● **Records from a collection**
####

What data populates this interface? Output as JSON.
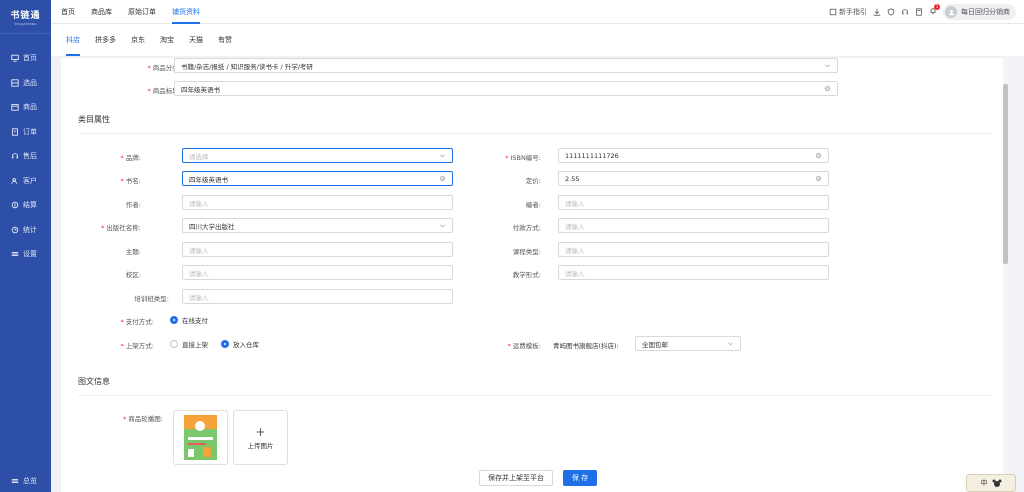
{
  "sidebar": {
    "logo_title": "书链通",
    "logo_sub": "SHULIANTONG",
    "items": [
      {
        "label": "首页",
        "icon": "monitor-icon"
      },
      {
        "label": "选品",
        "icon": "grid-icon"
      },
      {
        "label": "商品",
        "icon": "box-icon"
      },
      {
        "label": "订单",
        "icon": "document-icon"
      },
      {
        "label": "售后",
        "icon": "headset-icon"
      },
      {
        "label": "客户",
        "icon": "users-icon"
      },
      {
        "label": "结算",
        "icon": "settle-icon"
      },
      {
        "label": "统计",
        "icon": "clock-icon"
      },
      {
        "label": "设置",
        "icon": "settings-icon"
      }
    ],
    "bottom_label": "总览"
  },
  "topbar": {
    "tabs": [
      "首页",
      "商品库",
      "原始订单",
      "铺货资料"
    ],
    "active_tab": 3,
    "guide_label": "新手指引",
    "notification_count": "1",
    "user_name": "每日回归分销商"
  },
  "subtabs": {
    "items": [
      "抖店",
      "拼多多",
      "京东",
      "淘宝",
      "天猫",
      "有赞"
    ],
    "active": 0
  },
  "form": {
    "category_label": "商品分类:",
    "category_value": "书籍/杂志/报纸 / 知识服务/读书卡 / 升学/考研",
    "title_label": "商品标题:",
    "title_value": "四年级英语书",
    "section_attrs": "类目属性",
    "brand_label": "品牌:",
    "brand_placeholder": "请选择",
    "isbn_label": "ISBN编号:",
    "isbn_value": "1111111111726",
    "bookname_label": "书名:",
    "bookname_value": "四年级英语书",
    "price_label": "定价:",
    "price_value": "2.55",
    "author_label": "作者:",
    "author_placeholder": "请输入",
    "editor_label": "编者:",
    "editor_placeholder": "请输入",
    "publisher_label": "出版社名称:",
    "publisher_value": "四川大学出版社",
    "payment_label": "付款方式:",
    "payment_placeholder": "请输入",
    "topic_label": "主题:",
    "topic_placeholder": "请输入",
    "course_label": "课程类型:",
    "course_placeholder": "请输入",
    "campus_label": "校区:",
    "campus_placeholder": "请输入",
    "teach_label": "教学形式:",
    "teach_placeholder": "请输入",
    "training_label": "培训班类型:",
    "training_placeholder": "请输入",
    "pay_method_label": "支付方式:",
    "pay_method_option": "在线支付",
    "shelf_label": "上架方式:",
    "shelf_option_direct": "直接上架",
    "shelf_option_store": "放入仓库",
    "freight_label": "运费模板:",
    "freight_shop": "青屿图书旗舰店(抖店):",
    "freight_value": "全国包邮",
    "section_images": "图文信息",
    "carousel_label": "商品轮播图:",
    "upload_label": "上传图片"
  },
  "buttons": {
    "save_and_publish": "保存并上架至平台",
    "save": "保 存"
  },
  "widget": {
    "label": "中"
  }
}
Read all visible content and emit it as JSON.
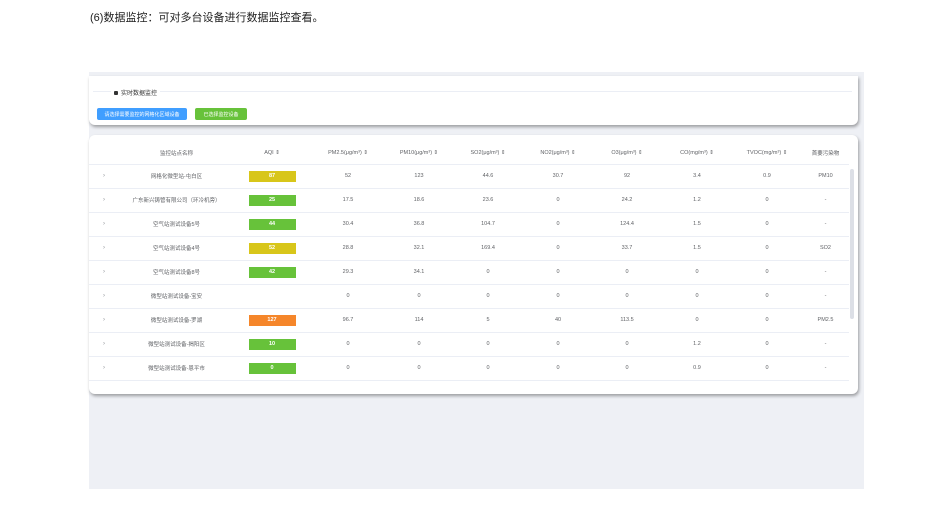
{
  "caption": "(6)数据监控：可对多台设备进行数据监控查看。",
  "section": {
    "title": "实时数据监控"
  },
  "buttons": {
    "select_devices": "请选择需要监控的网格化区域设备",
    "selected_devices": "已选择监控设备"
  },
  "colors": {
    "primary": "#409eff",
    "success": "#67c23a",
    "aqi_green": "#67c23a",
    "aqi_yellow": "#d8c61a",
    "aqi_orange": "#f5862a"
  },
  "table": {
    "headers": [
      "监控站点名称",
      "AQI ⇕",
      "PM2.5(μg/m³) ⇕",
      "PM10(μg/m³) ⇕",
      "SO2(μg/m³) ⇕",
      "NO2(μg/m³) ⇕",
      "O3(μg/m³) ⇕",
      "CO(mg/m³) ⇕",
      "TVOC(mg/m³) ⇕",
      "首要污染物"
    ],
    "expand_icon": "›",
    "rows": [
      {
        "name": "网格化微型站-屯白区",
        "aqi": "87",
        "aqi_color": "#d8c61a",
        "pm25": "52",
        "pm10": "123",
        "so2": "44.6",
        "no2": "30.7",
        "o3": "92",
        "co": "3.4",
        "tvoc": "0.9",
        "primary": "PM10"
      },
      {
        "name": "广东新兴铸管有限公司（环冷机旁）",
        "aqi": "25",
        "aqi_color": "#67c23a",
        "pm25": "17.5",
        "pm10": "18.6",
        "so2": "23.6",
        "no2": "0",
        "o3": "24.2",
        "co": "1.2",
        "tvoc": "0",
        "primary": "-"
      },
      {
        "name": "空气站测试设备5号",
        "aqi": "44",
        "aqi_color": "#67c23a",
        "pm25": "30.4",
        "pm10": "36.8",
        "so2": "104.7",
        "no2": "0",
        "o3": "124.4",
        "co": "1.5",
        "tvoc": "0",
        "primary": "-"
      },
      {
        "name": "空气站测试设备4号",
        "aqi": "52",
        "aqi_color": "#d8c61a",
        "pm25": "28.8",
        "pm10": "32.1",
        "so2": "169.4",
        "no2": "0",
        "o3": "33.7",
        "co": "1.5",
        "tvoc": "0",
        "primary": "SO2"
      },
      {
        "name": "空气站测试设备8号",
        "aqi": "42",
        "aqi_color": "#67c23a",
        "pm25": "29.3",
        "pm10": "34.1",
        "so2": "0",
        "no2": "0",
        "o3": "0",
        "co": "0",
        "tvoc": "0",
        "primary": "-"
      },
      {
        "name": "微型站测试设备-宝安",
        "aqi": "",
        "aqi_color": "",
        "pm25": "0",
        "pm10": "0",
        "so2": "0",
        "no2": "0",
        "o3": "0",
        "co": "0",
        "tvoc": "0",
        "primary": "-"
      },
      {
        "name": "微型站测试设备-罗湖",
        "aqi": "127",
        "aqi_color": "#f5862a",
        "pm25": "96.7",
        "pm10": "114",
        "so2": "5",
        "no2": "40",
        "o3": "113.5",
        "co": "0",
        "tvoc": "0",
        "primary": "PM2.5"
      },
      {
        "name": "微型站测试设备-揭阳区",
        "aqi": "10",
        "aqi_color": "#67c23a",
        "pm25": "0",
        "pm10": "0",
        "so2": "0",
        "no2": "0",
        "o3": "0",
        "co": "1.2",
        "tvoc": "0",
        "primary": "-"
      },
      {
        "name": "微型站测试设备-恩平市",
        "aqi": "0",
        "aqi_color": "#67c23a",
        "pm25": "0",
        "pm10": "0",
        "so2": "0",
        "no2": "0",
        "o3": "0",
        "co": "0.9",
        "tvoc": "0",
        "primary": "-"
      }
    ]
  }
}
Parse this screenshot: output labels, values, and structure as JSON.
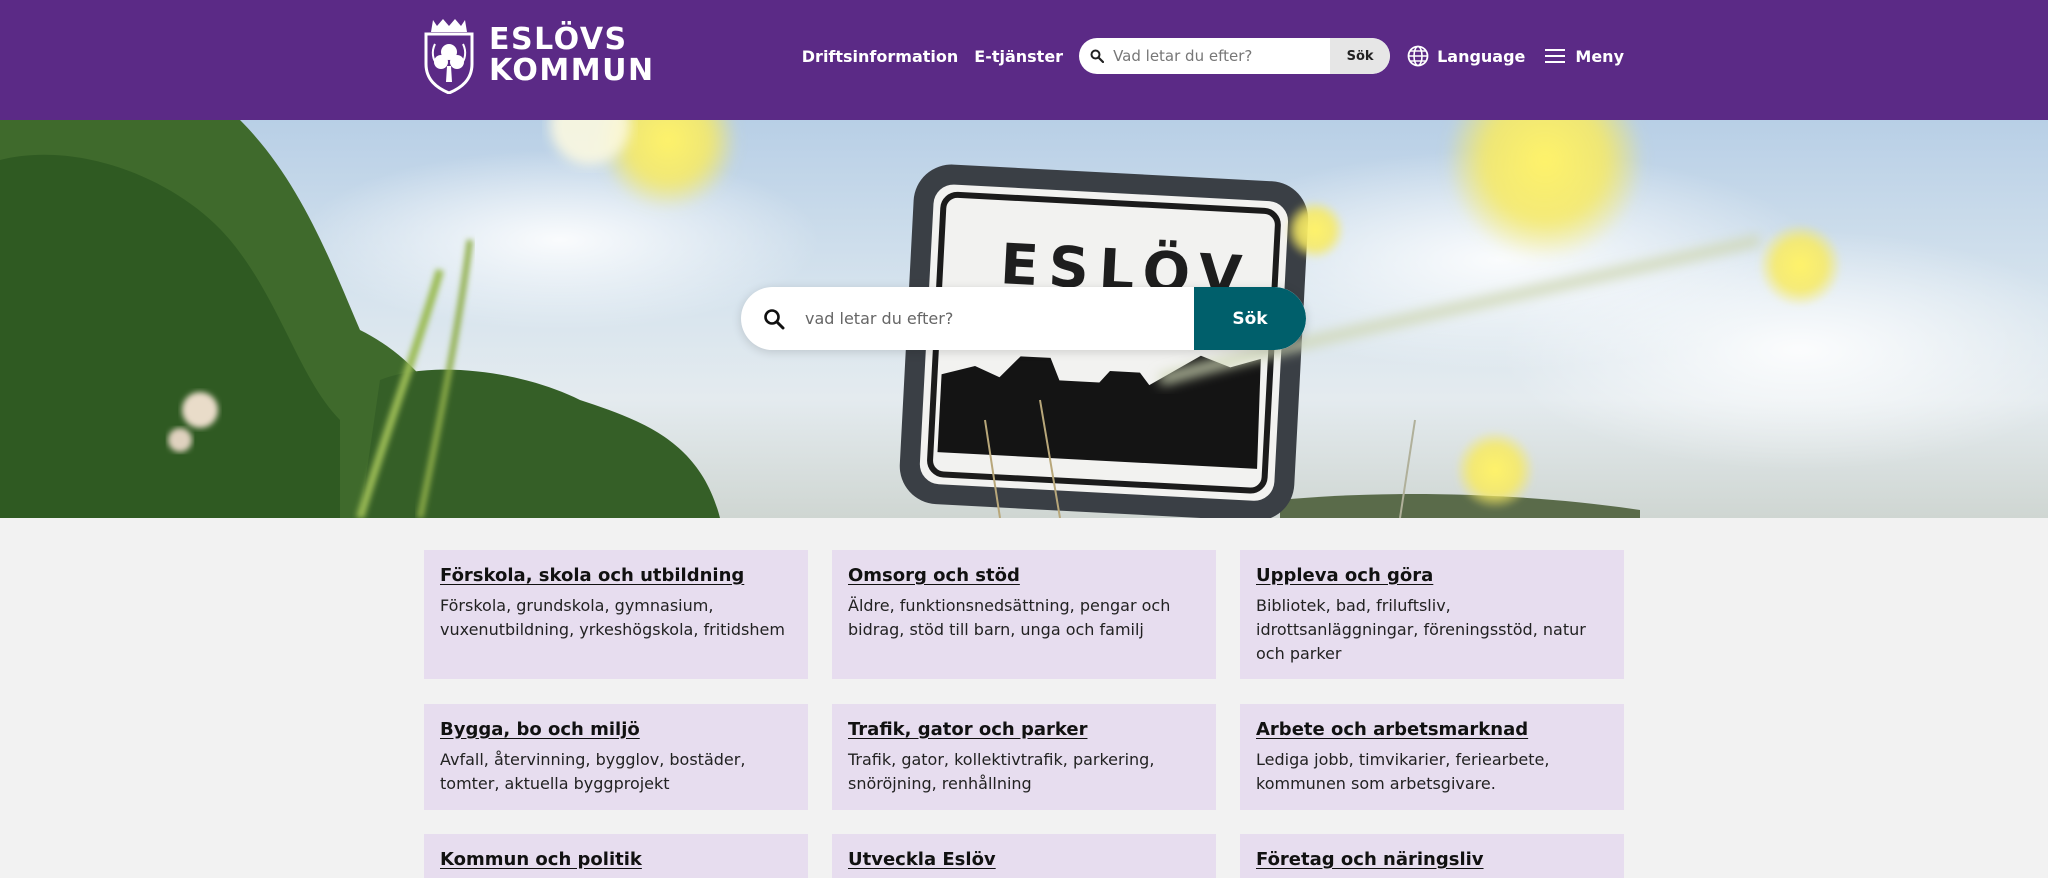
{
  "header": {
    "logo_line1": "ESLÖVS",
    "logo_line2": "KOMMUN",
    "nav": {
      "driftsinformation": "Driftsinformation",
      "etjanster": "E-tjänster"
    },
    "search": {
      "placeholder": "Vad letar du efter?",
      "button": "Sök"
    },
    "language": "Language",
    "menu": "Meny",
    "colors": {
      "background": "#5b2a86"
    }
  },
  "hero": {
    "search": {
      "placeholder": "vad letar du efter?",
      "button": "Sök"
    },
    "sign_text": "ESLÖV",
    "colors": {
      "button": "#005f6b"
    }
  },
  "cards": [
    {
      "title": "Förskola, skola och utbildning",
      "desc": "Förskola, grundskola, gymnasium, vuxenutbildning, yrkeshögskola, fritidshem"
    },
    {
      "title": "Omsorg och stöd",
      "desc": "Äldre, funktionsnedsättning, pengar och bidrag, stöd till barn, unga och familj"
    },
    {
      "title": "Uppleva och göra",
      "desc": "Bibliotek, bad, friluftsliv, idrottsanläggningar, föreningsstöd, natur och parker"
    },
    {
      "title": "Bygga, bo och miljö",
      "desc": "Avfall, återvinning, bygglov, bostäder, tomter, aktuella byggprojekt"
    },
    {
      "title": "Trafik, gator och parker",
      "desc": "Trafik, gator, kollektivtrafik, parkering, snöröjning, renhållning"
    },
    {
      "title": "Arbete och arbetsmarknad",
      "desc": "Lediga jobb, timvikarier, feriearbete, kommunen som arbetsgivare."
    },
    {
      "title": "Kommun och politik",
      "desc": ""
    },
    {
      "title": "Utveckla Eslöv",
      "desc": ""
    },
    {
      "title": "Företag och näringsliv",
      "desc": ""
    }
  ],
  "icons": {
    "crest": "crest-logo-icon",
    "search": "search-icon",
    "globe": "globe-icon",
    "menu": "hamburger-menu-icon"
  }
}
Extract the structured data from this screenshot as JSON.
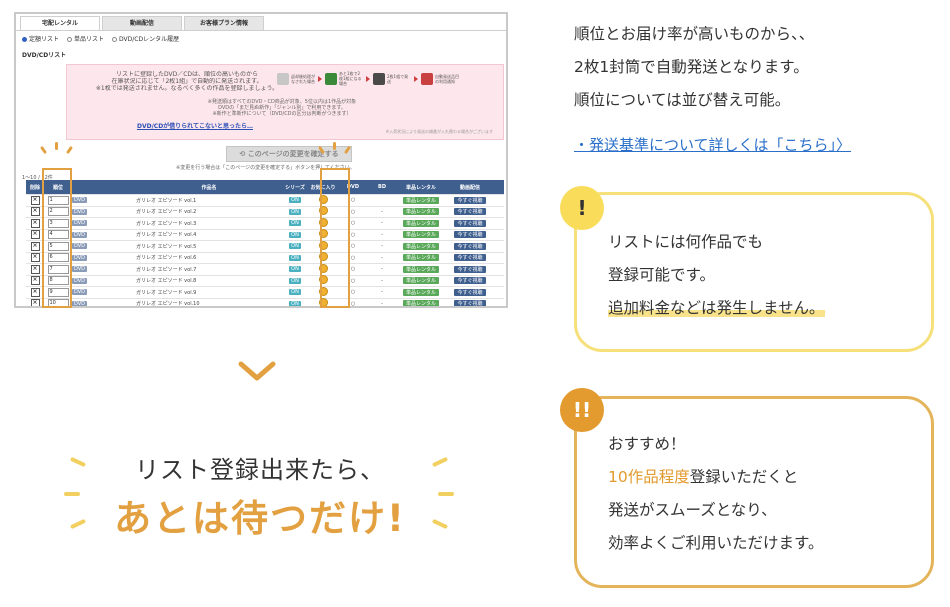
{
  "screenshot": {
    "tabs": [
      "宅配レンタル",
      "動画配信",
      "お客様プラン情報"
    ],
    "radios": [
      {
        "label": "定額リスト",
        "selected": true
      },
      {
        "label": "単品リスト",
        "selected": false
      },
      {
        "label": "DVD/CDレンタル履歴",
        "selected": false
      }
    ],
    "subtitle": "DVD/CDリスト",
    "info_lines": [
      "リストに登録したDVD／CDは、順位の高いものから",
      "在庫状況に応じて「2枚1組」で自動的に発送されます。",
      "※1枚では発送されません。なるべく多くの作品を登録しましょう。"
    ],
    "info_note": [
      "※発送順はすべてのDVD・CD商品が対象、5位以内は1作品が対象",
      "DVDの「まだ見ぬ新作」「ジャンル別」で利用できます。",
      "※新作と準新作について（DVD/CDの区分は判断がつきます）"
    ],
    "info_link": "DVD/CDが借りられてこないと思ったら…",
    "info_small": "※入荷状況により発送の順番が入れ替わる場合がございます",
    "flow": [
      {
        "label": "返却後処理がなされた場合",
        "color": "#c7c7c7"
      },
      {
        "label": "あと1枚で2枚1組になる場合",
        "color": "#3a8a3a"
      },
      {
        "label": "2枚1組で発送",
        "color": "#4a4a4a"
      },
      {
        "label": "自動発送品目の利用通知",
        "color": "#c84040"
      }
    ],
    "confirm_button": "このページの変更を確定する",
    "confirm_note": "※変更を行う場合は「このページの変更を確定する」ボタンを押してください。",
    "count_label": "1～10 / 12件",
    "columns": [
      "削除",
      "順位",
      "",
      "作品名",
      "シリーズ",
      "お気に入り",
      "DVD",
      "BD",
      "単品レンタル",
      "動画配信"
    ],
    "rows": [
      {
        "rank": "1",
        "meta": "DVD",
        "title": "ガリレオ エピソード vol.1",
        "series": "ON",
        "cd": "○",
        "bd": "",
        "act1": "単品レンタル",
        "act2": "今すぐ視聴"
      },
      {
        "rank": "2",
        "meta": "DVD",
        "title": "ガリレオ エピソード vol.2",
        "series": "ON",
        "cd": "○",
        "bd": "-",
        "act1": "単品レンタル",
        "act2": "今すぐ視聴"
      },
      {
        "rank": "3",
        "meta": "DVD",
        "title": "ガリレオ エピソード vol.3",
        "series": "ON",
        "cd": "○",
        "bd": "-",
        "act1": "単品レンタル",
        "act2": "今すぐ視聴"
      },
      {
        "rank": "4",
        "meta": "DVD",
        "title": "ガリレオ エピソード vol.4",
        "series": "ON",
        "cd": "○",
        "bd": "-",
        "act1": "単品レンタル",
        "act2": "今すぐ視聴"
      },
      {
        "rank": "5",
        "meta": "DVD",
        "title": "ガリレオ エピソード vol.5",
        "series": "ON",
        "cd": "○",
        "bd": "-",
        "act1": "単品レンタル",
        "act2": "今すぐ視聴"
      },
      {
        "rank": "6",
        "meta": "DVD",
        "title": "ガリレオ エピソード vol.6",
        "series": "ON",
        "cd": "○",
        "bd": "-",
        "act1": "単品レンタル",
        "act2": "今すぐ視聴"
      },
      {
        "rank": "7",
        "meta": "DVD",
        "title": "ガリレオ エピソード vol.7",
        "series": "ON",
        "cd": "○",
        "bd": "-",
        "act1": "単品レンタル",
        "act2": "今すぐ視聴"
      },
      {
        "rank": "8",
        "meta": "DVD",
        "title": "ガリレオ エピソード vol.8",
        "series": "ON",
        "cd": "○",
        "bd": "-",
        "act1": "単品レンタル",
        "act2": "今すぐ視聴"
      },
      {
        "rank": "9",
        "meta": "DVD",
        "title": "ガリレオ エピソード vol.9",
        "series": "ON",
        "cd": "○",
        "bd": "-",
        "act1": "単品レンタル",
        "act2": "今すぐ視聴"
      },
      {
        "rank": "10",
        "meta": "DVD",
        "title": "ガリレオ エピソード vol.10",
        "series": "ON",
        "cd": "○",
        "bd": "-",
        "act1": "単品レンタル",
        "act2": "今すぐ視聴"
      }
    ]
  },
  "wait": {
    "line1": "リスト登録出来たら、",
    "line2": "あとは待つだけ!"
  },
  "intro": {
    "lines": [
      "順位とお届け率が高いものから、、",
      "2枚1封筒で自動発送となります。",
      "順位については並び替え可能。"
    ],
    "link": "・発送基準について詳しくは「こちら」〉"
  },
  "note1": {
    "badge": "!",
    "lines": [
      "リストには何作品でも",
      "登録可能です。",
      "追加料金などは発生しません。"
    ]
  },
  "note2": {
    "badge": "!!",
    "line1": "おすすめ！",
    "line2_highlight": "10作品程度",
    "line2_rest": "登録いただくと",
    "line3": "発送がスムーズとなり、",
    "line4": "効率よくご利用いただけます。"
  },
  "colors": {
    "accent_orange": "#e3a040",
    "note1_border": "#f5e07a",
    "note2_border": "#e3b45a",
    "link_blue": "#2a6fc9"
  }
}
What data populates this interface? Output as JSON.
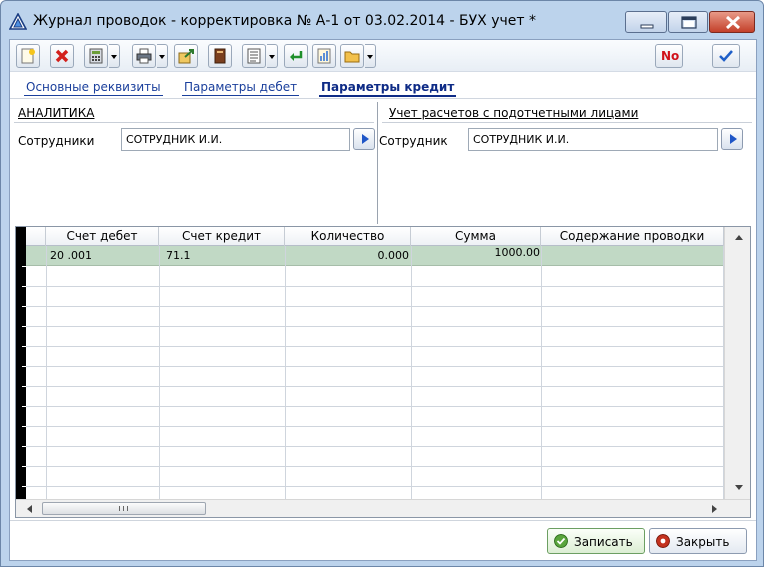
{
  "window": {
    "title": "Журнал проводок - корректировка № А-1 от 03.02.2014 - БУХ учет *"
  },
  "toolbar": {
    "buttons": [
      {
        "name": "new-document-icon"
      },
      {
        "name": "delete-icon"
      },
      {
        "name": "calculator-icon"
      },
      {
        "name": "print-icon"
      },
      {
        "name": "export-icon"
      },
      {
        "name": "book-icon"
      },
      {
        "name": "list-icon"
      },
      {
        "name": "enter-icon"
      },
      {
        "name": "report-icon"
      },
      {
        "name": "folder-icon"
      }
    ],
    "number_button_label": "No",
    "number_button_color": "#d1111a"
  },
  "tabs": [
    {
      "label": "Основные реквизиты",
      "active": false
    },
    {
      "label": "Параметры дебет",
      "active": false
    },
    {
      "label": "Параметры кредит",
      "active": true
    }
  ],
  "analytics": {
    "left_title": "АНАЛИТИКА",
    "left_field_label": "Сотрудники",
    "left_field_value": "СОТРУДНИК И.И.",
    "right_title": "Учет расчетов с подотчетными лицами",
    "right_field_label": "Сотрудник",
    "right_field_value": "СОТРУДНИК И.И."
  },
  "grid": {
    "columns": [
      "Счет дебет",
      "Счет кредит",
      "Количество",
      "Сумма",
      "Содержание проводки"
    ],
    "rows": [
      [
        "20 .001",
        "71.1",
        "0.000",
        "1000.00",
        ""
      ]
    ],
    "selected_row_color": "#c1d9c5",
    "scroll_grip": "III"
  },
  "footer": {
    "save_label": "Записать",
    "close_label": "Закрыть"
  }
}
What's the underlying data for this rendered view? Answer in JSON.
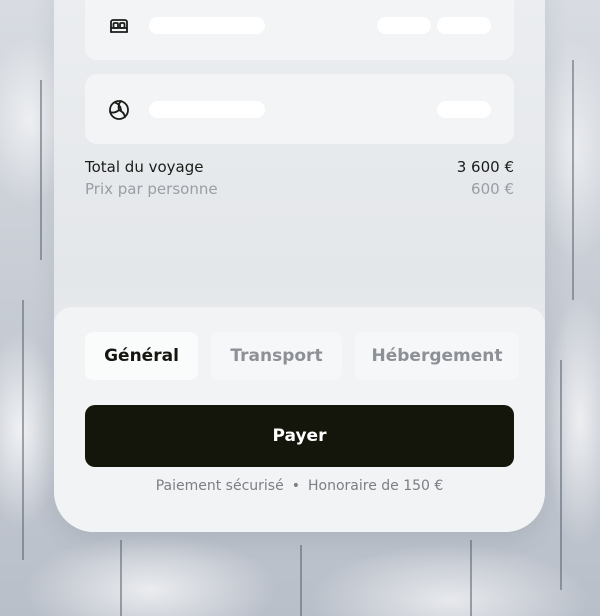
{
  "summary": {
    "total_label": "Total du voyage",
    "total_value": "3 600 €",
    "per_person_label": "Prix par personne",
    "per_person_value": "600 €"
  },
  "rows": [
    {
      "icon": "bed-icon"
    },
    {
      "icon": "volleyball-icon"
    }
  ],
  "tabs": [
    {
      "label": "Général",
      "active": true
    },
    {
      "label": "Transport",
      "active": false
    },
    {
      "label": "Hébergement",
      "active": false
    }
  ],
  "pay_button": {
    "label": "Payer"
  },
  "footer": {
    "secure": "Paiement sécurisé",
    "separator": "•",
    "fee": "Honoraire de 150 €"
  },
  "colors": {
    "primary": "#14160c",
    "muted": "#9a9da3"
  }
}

####

Extract every line containing the string "四年级英语书" from the material.

    "title_value": "四年级英语书",
    "bookname_value": "四年级英语书",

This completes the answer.